-- Start of TASK INPUT --

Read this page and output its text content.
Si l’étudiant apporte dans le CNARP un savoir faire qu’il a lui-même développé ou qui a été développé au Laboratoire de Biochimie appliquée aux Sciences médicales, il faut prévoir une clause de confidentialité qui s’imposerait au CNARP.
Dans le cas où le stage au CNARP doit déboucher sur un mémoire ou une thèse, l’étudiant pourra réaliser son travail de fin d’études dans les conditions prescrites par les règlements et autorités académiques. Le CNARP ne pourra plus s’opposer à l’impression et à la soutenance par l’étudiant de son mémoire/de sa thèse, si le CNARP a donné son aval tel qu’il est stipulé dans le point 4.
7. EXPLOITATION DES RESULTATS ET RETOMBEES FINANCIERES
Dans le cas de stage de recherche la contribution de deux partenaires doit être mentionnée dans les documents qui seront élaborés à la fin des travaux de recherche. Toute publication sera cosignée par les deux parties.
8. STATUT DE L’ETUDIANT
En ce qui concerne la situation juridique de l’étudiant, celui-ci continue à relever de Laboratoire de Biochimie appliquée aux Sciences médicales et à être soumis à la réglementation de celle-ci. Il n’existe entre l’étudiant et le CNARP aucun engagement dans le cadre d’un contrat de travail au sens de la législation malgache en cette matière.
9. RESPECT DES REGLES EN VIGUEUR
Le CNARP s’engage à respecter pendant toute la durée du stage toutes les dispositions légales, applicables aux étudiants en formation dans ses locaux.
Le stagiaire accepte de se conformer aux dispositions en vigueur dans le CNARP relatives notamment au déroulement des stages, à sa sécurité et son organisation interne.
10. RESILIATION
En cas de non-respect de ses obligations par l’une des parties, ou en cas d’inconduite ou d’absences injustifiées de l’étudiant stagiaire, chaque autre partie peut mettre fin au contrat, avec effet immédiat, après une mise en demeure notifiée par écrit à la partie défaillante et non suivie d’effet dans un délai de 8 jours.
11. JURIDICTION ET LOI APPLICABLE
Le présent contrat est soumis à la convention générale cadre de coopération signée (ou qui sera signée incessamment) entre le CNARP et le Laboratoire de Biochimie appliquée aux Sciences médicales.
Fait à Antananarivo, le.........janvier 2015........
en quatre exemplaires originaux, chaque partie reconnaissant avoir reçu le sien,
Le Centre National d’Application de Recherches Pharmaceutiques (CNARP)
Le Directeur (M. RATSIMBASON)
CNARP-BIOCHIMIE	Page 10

-- End of TASK INPUT --

_WHAT YOU ARE ASKED TO DO_:
Transcribe the records above exactly as they appear.

_EXERCISE ANSWER_:
Read this page and output its text content.
Si l’étudiant apporte dans le CNARP un savoir faire qu’il a lui-même développé ou qui a été développé au Laboratoire de Biochimie appliquée aux Sciences médicales, il faut prévoir une clause de confidentialité qui s’imposerait au CNARP.
Dans le cas où le stage au CNARP doit déboucher sur un mémoire ou une thèse, l’étudiant pourra réaliser son travail de fin d’études dans les conditions prescrites par les règlements et autorités académiques. Le CNARP ne pourra plus s’opposer à l’impression et à la soutenance par l’étudiant de son mémoire/de sa thèse, si le CNARP a donné son aval tel qu’il est stipulé dans le point 4.
7. EXPLOITATION DES RESULTATS ET RETOMBEES FINANCIERES
Dans le cas de stage de recherche la contribution de deux partenaires doit être mentionnée dans les documents qui seront élaborés à la fin des travaux de recherche. Toute publication sera cosignée par les deux parties.
8. STATUT DE L’ETUDIANT
En ce qui concerne la situation juridique de l’étudiant, celui-ci continue à relever de Laboratoire de Biochimie appliquée aux Sciences médicales et à être soumis à la réglementation de celle-ci. Il n’existe entre l’étudiant et le CNARP aucun engagement dans le cadre d’un contrat de travail au sens de la législation malgache en cette matière.
9. RESPECT DES REGLES EN VIGUEUR
Le CNARP s’engage à respecter pendant toute la durée du stage toutes les dispositions légales, applicables aux étudiants en formation dans ses locaux.
Le stagiaire accepte de se conformer aux dispositions en vigueur dans le CNARP relatives notamment au déroulement des stages, à sa sécurité et son organisation interne.
10. RESILIATION
En cas de non-respect de ses obligations par l’une des parties, ou en cas d’inconduite ou d’absences injustifiées de l’étudiant stagiaire, chaque autre partie peut mettre fin au contrat, avec effet immédiat, après une mise en demeure notifiée par écrit à la partie défaillante et non suivie d’effet dans un délai de 8 jours.
11. JURIDICTION ET LOI APPLICABLE
Le présent contrat est soumis à la convention générale cadre de coopération signée (ou qui sera signée incessamment) entre le CNARP et le Laboratoire de Biochimie appliquée aux Sciences médicales.
Fait à Antananarivo, le.........janvier 2015........
en quatre exemplaires originaux, chaque partie reconnaissant avoir reçu le sien,
Le Centre National d’Application de Recherches Pharmaceutiques (CNARP)
Le Directeur (M. RATSIMBASON)
CNARP-BIOCHIMIE	Page 10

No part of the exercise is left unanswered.